* START *
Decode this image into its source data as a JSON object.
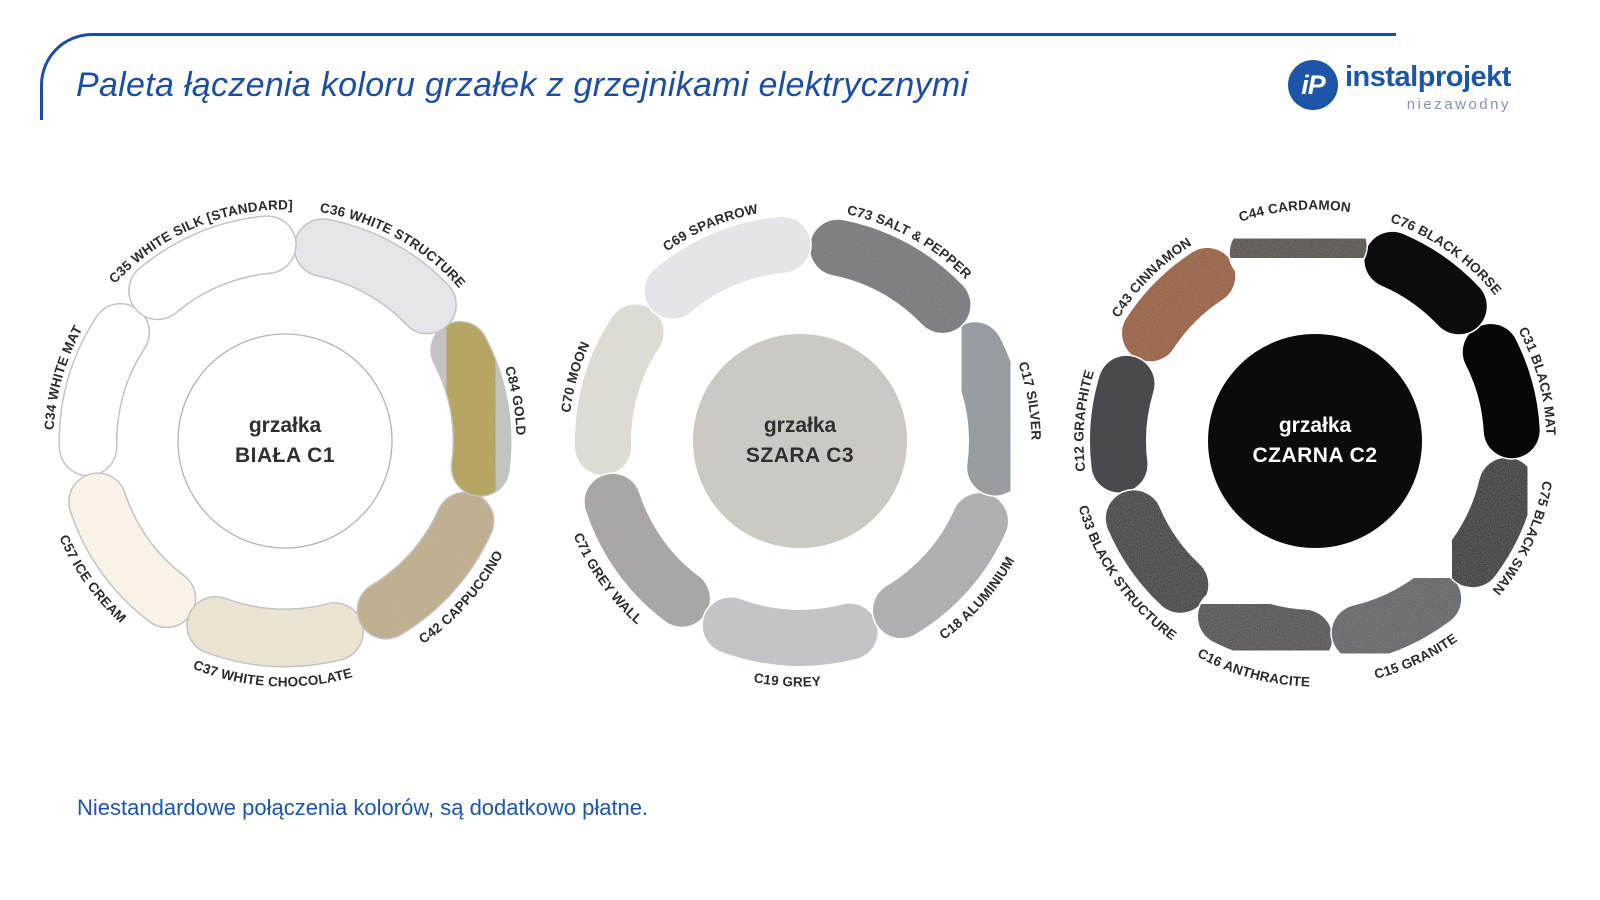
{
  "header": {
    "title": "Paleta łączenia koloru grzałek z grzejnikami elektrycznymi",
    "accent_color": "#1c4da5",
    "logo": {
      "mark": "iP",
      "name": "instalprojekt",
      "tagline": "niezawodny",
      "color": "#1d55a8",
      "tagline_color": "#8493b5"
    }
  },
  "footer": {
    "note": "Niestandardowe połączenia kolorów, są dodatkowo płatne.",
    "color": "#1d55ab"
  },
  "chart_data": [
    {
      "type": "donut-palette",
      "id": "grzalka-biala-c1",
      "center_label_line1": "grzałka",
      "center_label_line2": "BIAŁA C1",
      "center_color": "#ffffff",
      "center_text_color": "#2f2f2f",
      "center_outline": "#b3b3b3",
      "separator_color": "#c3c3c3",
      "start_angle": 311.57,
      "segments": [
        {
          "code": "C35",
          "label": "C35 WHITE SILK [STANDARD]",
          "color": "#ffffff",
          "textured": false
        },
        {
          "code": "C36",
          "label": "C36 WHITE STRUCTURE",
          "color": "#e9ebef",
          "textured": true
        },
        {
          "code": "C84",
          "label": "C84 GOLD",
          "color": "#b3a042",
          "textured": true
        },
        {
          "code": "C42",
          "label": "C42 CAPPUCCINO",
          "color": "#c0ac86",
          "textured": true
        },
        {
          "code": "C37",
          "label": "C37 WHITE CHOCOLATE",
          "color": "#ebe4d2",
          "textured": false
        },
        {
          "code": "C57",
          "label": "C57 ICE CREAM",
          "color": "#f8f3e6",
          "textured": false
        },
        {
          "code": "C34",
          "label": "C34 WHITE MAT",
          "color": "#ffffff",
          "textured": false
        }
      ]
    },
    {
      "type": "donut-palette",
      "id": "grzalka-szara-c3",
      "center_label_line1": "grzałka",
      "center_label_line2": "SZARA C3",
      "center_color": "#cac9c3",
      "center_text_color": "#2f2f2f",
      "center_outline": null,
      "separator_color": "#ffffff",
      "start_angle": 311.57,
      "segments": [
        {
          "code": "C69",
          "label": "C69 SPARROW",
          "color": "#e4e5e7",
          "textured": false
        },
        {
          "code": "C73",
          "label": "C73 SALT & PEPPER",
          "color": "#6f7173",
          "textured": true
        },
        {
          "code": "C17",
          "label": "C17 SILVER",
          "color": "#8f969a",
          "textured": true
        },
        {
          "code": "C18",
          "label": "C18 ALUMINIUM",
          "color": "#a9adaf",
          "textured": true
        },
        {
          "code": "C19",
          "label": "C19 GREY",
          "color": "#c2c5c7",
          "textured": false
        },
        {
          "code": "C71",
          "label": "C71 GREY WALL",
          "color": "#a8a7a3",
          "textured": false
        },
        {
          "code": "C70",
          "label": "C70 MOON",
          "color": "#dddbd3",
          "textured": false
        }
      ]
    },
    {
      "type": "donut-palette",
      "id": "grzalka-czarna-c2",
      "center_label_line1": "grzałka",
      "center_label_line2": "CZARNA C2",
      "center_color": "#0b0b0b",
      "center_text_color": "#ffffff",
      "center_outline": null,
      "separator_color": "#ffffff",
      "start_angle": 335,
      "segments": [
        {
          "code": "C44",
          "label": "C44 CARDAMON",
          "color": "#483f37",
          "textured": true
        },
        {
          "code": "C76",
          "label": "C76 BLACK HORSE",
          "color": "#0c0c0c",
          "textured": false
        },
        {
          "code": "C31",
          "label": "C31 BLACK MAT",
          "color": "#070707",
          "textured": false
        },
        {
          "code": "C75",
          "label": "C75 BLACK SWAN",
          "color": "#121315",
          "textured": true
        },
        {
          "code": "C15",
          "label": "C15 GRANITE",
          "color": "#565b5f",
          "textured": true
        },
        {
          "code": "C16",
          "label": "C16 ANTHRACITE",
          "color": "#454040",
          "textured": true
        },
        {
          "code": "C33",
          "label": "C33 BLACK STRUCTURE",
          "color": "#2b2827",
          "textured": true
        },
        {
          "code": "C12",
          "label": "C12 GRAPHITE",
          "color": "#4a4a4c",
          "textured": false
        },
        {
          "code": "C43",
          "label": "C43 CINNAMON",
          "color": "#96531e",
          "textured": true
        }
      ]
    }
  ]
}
* END *
* START *
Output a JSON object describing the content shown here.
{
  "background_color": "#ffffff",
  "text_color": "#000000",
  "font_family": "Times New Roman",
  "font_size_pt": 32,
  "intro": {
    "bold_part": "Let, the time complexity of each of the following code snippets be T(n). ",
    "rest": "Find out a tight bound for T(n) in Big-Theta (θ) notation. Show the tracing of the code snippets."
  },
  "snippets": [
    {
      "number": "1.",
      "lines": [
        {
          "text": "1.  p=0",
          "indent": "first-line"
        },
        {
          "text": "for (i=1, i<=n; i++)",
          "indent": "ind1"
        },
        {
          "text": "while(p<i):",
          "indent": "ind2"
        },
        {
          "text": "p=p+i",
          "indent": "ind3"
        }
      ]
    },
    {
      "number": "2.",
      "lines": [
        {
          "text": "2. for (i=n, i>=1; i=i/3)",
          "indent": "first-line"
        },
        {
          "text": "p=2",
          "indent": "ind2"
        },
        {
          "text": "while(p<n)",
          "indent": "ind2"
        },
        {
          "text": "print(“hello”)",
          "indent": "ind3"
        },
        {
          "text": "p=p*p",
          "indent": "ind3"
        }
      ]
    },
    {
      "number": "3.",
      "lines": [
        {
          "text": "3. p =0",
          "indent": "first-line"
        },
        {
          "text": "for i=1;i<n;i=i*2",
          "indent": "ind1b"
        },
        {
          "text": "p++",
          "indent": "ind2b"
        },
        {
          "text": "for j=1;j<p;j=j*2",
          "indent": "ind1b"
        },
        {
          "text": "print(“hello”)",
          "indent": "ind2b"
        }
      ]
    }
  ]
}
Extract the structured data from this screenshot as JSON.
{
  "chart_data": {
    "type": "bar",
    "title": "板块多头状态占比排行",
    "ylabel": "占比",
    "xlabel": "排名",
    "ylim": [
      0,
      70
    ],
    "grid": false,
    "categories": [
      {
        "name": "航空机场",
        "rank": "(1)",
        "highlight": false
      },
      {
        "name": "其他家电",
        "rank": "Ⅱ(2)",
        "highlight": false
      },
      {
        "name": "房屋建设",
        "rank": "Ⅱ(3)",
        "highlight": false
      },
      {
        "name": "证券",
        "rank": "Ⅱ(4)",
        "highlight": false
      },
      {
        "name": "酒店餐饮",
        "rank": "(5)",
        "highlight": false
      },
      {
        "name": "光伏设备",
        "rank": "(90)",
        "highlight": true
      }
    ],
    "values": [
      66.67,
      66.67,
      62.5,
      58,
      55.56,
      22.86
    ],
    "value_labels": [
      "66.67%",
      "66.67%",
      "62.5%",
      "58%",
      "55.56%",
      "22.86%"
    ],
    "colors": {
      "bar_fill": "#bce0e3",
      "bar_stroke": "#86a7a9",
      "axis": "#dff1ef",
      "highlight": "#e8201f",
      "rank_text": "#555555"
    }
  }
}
* END *
* START *
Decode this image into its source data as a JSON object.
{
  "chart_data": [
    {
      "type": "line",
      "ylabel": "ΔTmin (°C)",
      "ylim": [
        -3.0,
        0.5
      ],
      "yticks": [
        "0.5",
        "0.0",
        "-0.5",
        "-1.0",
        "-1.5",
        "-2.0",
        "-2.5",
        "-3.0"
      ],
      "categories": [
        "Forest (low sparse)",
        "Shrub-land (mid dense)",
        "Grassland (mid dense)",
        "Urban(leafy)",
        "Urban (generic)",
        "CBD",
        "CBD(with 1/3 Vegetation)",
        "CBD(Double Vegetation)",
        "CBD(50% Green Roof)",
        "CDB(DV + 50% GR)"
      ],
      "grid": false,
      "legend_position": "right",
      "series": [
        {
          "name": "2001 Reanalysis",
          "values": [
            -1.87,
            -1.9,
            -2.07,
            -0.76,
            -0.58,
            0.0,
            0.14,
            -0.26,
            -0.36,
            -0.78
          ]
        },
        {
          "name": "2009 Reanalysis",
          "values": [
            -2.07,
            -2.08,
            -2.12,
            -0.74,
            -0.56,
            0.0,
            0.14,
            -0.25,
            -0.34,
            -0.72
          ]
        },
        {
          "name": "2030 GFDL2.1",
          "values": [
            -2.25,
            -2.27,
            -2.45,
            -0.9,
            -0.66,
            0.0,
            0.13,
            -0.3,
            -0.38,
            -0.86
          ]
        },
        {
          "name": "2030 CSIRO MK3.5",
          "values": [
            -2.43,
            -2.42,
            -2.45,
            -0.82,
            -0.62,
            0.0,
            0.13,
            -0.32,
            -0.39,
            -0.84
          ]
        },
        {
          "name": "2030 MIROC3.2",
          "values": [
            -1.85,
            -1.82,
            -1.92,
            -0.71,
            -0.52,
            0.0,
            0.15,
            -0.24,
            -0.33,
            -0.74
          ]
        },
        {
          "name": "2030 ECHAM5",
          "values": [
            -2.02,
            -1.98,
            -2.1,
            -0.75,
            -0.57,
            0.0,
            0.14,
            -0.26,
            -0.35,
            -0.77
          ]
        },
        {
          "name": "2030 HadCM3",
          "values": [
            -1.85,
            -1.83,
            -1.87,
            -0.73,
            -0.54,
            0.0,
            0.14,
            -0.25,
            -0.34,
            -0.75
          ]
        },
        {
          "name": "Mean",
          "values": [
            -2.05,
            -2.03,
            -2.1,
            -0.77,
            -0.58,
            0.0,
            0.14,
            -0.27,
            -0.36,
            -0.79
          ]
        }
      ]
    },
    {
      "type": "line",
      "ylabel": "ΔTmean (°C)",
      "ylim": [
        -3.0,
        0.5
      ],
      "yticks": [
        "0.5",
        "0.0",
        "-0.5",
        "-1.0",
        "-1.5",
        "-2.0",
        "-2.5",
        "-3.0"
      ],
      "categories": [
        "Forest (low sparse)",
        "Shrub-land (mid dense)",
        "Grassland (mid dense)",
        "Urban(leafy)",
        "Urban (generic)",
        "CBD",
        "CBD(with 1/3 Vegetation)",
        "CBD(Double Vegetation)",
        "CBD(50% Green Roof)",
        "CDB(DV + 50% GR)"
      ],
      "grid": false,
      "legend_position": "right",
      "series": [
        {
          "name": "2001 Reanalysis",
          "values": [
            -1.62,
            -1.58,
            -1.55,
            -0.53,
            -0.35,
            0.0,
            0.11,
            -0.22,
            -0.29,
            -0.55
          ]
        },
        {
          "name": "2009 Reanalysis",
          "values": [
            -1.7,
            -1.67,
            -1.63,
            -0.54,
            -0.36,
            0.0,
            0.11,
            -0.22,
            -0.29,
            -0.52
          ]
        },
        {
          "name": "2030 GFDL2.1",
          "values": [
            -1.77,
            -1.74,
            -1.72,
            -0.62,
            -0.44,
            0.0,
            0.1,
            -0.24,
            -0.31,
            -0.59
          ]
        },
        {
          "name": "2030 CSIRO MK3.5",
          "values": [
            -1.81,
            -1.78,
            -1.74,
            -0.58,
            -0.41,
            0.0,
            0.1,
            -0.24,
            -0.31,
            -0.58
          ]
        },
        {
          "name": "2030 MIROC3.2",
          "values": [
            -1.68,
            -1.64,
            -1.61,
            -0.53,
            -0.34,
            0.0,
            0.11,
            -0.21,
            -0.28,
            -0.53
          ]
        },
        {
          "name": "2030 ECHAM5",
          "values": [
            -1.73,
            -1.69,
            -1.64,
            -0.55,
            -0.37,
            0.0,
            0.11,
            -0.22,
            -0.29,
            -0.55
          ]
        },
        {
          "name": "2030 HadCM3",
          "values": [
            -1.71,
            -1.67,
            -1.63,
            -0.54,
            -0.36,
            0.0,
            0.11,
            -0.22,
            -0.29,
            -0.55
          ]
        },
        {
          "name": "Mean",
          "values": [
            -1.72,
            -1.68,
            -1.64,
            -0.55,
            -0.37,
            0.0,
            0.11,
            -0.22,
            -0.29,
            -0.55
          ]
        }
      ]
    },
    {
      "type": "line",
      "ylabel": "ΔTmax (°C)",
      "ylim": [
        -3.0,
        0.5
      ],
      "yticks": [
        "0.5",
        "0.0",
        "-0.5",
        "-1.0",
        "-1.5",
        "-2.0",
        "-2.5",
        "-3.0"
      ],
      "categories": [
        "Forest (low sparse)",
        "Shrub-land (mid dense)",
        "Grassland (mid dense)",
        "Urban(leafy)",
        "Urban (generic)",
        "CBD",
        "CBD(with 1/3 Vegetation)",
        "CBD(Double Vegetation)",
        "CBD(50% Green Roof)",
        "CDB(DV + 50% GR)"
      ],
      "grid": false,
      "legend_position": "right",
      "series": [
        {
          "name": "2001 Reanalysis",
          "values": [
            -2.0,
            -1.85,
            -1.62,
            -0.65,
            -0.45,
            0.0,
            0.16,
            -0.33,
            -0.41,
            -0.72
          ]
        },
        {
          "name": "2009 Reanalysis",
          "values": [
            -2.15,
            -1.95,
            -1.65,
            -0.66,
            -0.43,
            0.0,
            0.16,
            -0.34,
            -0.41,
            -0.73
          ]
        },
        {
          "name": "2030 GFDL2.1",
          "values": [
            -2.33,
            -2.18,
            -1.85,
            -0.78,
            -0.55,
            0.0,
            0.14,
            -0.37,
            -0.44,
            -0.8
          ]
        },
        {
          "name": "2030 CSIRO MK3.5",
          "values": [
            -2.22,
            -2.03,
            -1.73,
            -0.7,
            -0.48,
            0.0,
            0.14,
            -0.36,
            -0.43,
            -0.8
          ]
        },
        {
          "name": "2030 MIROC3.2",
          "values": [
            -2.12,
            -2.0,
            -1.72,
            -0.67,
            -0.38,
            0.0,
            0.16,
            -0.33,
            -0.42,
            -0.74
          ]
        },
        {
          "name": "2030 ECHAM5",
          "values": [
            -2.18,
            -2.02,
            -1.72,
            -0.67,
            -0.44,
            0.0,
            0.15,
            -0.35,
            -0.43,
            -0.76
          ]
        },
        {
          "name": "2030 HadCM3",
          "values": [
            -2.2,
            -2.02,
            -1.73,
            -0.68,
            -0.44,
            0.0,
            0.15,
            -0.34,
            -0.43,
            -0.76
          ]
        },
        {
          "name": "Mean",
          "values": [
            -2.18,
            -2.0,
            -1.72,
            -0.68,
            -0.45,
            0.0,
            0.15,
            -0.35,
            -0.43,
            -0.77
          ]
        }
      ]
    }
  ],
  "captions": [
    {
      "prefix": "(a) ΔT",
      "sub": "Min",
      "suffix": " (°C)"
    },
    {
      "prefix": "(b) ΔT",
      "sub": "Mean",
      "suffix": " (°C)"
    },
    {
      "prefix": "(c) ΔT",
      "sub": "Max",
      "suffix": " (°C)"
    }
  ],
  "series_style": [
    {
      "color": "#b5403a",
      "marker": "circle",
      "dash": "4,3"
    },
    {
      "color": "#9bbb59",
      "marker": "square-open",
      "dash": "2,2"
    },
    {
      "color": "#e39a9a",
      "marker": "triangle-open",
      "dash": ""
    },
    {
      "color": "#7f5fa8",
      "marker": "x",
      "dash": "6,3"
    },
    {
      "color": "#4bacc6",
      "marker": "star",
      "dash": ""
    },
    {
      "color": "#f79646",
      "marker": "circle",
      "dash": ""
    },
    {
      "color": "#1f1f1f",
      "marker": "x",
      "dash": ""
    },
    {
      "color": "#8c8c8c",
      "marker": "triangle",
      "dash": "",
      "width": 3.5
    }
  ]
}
* END *
» Work instructions
Filter out every line that lacks the word "marker", and copy the rest.

» Result of this exercise
      "marker": "circle",
      "marker": "square-open",
      "marker": "triangle-open",
      "marker": "x",
      "marker": "star",
      "marker": "circle",
      "marker": "x",
      "marker": "triangle",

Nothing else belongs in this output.